» **Entries supplied**
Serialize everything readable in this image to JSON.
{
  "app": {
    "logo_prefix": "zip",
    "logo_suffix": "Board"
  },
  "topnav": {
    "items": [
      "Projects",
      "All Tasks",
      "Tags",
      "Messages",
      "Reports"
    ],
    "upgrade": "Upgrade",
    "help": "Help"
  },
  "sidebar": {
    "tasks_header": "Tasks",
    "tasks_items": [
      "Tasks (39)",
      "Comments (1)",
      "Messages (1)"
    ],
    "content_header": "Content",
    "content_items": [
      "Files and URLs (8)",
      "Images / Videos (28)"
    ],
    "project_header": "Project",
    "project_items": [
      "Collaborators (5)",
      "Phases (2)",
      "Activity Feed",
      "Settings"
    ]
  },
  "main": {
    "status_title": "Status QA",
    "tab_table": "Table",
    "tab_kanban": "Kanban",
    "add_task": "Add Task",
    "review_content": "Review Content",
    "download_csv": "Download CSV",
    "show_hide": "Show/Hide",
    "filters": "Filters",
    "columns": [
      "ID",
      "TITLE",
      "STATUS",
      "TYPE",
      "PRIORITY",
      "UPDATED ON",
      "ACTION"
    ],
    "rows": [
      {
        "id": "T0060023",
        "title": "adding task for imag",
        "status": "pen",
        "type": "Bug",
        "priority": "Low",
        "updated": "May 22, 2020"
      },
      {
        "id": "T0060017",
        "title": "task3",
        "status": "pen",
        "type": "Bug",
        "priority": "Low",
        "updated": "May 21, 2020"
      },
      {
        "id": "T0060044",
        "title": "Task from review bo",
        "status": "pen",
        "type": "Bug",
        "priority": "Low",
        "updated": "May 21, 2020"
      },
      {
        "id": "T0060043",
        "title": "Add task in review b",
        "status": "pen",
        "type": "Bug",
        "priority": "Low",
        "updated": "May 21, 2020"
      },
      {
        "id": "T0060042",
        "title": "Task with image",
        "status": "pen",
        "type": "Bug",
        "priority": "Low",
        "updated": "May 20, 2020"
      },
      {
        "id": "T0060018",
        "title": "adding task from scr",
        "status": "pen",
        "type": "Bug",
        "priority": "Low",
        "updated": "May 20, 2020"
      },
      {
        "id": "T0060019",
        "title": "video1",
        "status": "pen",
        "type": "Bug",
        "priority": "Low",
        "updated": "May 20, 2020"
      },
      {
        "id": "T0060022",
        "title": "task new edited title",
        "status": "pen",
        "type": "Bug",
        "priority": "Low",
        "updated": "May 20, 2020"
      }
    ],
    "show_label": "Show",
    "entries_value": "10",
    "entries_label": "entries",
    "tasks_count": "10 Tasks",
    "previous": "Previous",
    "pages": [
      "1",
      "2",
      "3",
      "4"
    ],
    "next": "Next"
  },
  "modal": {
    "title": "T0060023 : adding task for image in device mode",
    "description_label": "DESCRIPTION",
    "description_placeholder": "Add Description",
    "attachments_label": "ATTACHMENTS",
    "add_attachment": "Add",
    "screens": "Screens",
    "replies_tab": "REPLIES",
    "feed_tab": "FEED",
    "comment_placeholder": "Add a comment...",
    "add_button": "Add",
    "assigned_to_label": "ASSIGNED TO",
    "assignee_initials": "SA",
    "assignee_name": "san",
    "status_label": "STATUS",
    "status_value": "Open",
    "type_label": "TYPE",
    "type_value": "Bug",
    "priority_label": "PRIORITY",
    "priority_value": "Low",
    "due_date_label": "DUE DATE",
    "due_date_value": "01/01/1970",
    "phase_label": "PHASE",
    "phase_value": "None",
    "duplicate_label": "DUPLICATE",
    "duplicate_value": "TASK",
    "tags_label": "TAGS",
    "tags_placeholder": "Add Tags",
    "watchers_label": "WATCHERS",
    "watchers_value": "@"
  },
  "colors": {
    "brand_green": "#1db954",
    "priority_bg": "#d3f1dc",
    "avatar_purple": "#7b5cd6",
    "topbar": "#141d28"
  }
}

» **What needs to be done**
Faithfully transcribe the whole of the data.

» **Completed task**
Serialize everything readable in this image to JSON.
{
  "app": {
    "logo_prefix": "zip",
    "logo_suffix": "Board"
  },
  "topnav": {
    "items": [
      "Projects",
      "All Tasks",
      "Tags",
      "Messages",
      "Reports"
    ],
    "upgrade": "Upgrade",
    "help": "Help"
  },
  "sidebar": {
    "tasks_header": "Tasks",
    "tasks_items": [
      "Tasks (39)",
      "Comments (1)",
      "Messages (1)"
    ],
    "content_header": "Content",
    "content_items": [
      "Files and URLs (8)",
      "Images / Videos (28)"
    ],
    "project_header": "Project",
    "project_items": [
      "Collaborators (5)",
      "Phases (2)",
      "Activity Feed",
      "Settings"
    ]
  },
  "main": {
    "status_title": "Status QA",
    "tab_table": "Table",
    "tab_kanban": "Kanban",
    "add_task": "Add Task",
    "review_content": "Review Content",
    "download_csv": "Download CSV",
    "show_hide": "Show/Hide",
    "filters": "Filters",
    "columns": [
      "ID",
      "TITLE",
      "STATUS",
      "TYPE",
      "PRIORITY",
      "UPDATED ON",
      "ACTION"
    ],
    "rows": [
      {
        "id": "T0060023",
        "title": "adding task for imag",
        "status": "pen",
        "type": "Bug",
        "priority": "Low",
        "updated": "May 22, 2020"
      },
      {
        "id": "T0060017",
        "title": "task3",
        "status": "pen",
        "type": "Bug",
        "priority": "Low",
        "updated": "May 21, 2020"
      },
      {
        "id": "T0060044",
        "title": "Task from review bo",
        "status": "pen",
        "type": "Bug",
        "priority": "Low",
        "updated": "May 21, 2020"
      },
      {
        "id": "T0060043",
        "title": "Add task in review b",
        "status": "pen",
        "type": "Bug",
        "priority": "Low",
        "updated": "May 21, 2020"
      },
      {
        "id": "T0060042",
        "title": "Task with image",
        "status": "pen",
        "type": "Bug",
        "priority": "Low",
        "updated": "May 20, 2020"
      },
      {
        "id": "T0060018",
        "title": "adding task from scr",
        "status": "pen",
        "type": "Bug",
        "priority": "Low",
        "updated": "May 20, 2020"
      },
      {
        "id": "T0060019",
        "title": "video1",
        "status": "pen",
        "type": "Bug",
        "priority": "Low",
        "updated": "May 20, 2020"
      },
      {
        "id": "T0060022",
        "title": "task new edited title",
        "status": "pen",
        "type": "Bug",
        "priority": "Low",
        "updated": "May 20, 2020"
      }
    ],
    "show_label": "Show",
    "entries_value": "10",
    "entries_label": "entries",
    "tasks_count": "10 Tasks",
    "previous": "Previous",
    "pages": [
      "1",
      "2",
      "3",
      "4"
    ],
    "next": "Next"
  },
  "modal": {
    "title": "T0060023 : adding task for image in device mode",
    "description_label": "DESCRIPTION",
    "description_placeholder": "Add Description",
    "attachments_label": "ATTACHMENTS",
    "add_attachment": "Add",
    "screens": "Screens",
    "replies_tab": "REPLIES",
    "feed_tab": "FEED",
    "comment_placeholder": "Add a comment...",
    "add_button": "Add",
    "assigned_to_label": "ASSIGNED TO",
    "assignee_initials": "SA",
    "assignee_name": "san",
    "status_label": "STATUS",
    "status_value": "Open",
    "type_label": "TYPE",
    "type_value": "Bug",
    "priority_label": "PRIORITY",
    "priority_value": "Low",
    "due_date_label": "DUE DATE",
    "due_date_value": "01/01/1970",
    "phase_label": "PHASE",
    "phase_value": "None",
    "duplicate_label": "DUPLICATE",
    "duplicate_value": "TASK",
    "tags_label": "TAGS",
    "tags_placeholder": "Add Tags",
    "watchers_label": "WATCHERS",
    "watchers_value": "@"
  },
  "colors": {
    "brand_green": "#1db954",
    "priority_bg": "#d3f1dc",
    "avatar_purple": "#7b5cd6",
    "topbar": "#141d28"
  }
}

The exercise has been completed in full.